▸ **WHAT NEEDS TO BE DONE**:
Reproduce all of the data below without alteration; exclude every picture.

▸ **DATA SHOWN**:
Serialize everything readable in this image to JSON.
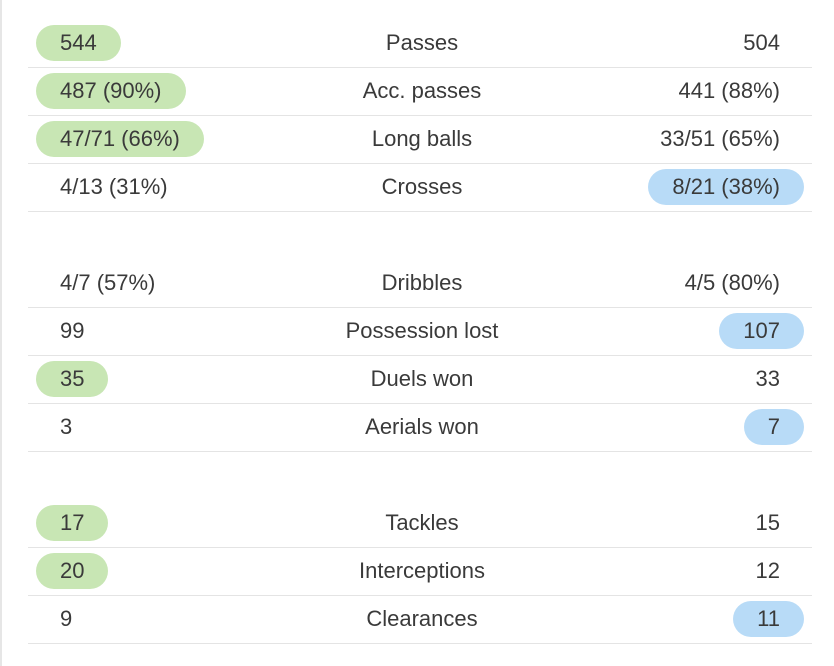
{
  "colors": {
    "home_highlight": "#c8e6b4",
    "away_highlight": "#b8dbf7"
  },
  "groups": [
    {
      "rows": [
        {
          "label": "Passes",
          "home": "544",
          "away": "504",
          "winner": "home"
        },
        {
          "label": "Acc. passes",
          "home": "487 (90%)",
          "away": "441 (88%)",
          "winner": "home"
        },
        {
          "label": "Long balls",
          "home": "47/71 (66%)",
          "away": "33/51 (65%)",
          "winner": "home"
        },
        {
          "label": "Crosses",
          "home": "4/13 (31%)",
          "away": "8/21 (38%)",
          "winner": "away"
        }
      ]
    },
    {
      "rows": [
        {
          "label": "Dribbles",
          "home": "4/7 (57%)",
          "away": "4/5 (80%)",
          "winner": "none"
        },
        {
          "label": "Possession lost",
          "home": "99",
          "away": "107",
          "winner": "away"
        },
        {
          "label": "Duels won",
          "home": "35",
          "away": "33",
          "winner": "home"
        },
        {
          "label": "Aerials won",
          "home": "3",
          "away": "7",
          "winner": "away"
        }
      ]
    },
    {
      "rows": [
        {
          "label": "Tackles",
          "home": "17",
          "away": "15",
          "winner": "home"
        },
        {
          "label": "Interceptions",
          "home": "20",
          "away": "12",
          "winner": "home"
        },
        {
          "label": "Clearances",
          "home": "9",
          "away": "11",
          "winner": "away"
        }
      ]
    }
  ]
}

▸ **REPLY**:
Serialize everything readable in this image to JSON.
{
  "colors": {
    "home_highlight": "#c8e6b4",
    "away_highlight": "#b8dbf7"
  },
  "groups": [
    {
      "rows": [
        {
          "label": "Passes",
          "home": "544",
          "away": "504",
          "winner": "home"
        },
        {
          "label": "Acc. passes",
          "home": "487 (90%)",
          "away": "441 (88%)",
          "winner": "home"
        },
        {
          "label": "Long balls",
          "home": "47/71 (66%)",
          "away": "33/51 (65%)",
          "winner": "home"
        },
        {
          "label": "Crosses",
          "home": "4/13 (31%)",
          "away": "8/21 (38%)",
          "winner": "away"
        }
      ]
    },
    {
      "rows": [
        {
          "label": "Dribbles",
          "home": "4/7 (57%)",
          "away": "4/5 (80%)",
          "winner": "none"
        },
        {
          "label": "Possession lost",
          "home": "99",
          "away": "107",
          "winner": "away"
        },
        {
          "label": "Duels won",
          "home": "35",
          "away": "33",
          "winner": "home"
        },
        {
          "label": "Aerials won",
          "home": "3",
          "away": "7",
          "winner": "away"
        }
      ]
    },
    {
      "rows": [
        {
          "label": "Tackles",
          "home": "17",
          "away": "15",
          "winner": "home"
        },
        {
          "label": "Interceptions",
          "home": "20",
          "away": "12",
          "winner": "home"
        },
        {
          "label": "Clearances",
          "home": "9",
          "away": "11",
          "winner": "away"
        }
      ]
    }
  ]
}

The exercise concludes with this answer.